--- BEGIN ---
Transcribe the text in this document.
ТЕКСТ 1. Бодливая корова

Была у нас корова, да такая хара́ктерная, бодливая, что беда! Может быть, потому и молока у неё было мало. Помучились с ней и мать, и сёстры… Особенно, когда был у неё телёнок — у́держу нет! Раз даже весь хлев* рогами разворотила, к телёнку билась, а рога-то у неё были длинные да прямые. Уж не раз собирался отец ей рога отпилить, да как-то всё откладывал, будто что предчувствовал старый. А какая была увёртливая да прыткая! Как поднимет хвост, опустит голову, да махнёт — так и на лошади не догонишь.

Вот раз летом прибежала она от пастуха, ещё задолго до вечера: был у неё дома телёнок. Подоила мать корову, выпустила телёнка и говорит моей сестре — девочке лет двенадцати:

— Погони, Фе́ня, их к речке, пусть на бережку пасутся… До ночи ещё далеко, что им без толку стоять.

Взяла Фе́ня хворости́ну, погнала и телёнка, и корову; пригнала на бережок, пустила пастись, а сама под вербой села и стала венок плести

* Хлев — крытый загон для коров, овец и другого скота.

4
--- END ---
Identify the lines that hold the word "телёнка". Copy every one of them.

• The response:
Вот раз летом прибежала она от пастуха, ещё задолго до вечера: был у неё дома телёнок. Подоила мать корову, выпустила телёнка и говорит моей сестре — девочке лет двенадцати:
Взяла Фе́ня хворости́ну, погнала и телёнка, и корову; пригнала на бережок, пустила пастись, а сама под вербой села и стала венок плести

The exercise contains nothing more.